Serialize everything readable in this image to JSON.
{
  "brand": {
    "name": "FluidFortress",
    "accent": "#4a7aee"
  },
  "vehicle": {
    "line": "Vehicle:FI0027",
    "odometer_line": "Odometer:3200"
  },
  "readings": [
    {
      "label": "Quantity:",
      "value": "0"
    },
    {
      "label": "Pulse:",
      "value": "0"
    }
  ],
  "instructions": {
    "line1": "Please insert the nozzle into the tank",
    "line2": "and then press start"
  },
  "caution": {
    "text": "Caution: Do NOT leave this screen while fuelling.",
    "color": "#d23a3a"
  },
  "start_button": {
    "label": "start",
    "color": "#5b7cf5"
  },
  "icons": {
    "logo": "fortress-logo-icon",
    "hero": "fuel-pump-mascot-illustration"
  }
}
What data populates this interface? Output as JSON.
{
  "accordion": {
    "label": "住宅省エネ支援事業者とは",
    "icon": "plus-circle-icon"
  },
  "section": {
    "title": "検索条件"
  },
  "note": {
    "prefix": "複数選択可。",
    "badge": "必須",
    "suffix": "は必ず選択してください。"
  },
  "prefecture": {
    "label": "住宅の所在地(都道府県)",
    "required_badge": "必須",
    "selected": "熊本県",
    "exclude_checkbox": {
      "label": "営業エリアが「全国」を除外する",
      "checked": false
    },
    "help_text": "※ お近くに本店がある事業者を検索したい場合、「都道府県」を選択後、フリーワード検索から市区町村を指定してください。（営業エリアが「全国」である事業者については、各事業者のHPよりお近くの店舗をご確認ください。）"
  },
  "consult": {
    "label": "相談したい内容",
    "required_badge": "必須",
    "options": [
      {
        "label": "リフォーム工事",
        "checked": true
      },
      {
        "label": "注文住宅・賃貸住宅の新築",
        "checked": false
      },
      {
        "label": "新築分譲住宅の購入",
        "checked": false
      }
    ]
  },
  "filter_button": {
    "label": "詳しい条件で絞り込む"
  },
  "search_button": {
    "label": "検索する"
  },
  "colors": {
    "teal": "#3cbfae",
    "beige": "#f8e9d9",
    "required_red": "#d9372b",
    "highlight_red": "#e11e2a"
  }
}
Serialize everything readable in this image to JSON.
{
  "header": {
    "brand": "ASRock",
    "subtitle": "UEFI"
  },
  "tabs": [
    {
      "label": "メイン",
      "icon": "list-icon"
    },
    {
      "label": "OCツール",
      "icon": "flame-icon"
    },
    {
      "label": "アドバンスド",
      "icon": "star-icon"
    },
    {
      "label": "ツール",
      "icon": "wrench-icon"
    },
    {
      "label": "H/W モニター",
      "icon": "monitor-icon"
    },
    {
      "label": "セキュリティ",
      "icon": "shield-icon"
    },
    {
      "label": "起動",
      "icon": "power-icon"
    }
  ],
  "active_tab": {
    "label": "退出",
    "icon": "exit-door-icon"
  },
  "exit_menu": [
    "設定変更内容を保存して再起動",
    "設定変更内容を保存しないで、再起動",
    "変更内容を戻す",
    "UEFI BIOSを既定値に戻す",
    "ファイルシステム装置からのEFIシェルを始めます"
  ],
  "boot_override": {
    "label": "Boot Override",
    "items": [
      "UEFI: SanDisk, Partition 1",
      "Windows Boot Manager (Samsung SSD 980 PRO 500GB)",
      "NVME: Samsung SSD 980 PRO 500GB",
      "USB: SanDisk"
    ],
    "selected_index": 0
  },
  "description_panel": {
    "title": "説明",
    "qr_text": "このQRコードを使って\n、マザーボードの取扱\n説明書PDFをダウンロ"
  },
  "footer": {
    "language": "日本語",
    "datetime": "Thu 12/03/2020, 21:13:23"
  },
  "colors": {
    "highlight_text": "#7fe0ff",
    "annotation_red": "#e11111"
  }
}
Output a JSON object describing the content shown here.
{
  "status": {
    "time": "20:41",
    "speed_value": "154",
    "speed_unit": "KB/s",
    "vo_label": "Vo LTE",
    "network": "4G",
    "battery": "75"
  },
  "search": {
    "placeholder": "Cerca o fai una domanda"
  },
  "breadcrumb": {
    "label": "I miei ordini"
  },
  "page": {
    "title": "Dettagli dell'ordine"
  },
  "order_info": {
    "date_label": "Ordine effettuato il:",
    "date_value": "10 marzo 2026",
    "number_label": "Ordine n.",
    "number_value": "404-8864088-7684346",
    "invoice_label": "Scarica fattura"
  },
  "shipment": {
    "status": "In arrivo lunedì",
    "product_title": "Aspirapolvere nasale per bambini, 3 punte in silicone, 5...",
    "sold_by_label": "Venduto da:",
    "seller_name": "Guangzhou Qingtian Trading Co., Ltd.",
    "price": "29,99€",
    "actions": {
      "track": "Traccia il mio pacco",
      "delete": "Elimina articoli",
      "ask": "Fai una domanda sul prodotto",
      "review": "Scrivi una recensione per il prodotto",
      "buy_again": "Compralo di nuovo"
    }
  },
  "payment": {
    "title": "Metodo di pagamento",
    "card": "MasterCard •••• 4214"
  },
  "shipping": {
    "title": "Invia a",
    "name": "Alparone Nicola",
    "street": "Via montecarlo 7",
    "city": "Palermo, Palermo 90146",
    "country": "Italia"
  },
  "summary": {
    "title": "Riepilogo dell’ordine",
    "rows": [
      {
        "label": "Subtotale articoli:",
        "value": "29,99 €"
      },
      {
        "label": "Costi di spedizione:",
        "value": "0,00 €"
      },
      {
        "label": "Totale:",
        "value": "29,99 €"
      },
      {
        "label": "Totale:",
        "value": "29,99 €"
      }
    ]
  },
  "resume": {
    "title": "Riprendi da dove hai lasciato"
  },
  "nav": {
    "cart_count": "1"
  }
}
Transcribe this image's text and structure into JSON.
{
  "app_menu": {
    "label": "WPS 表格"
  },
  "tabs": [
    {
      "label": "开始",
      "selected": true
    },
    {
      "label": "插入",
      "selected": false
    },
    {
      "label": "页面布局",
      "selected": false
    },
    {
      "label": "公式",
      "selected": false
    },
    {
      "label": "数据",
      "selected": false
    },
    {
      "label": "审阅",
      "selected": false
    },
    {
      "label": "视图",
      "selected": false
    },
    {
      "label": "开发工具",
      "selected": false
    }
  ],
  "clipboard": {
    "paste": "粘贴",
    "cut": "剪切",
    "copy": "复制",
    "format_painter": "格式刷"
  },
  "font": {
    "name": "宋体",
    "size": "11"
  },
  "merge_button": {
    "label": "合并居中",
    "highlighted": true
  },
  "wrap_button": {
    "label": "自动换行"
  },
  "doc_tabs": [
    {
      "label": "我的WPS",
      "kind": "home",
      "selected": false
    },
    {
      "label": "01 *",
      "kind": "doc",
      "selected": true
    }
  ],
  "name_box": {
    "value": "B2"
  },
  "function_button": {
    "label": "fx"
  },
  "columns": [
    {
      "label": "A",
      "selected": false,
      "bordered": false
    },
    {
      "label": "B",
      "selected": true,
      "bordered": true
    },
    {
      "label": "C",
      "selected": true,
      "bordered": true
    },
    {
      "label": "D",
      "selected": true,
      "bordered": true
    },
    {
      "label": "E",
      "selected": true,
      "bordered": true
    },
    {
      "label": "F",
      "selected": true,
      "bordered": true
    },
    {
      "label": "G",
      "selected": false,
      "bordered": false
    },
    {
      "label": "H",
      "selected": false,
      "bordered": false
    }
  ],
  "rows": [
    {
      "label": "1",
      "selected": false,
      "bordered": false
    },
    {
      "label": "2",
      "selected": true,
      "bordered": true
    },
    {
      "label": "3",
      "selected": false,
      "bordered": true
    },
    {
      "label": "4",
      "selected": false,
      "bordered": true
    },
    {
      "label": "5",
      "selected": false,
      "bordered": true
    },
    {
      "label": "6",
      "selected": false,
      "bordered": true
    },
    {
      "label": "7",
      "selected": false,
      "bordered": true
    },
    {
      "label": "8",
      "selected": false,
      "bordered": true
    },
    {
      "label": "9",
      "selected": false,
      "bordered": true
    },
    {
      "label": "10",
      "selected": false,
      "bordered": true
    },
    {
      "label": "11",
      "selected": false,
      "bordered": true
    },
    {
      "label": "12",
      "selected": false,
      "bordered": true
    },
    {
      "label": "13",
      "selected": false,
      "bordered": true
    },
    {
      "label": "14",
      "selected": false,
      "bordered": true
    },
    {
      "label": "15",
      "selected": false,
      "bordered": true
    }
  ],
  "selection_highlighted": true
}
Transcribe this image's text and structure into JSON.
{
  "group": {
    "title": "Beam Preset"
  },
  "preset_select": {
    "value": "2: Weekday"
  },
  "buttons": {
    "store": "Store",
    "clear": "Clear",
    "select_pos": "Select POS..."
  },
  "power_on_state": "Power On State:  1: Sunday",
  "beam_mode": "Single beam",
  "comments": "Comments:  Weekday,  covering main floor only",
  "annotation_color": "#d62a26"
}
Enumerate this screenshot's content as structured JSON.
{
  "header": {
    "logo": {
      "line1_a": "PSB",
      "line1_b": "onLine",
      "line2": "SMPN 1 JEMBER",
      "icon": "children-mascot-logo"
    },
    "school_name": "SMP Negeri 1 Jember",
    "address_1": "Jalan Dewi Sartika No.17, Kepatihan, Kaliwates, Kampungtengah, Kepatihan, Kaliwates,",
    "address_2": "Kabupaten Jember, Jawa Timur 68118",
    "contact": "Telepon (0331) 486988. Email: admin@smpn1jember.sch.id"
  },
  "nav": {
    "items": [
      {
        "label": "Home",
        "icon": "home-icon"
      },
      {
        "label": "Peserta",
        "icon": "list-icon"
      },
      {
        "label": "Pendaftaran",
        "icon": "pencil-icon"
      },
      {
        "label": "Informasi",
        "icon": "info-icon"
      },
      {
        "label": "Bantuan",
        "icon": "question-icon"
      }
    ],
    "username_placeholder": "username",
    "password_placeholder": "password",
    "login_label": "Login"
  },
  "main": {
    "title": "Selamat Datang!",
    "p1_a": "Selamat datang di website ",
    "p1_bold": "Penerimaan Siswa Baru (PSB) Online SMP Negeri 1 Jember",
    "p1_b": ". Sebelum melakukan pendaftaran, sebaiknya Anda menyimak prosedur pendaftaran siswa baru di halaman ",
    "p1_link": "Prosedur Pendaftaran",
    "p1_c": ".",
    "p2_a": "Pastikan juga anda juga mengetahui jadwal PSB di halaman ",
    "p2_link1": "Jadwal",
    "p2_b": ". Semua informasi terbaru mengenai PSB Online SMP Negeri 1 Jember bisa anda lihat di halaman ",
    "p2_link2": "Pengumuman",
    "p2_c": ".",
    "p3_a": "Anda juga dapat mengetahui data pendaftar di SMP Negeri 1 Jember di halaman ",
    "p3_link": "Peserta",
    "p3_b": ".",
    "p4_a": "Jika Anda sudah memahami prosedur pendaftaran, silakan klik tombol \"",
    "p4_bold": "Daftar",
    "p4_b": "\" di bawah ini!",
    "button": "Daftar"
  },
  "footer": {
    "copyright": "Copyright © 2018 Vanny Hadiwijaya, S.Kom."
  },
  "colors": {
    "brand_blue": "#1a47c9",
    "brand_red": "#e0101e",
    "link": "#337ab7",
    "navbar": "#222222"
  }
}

**Written exercise:** Using the listing above, pull out all lines that hold the word "Selamat".

**Output of the exercise:**
    "title": "Selamat Datang!",
    "p1_a": "Selamat datang di website ",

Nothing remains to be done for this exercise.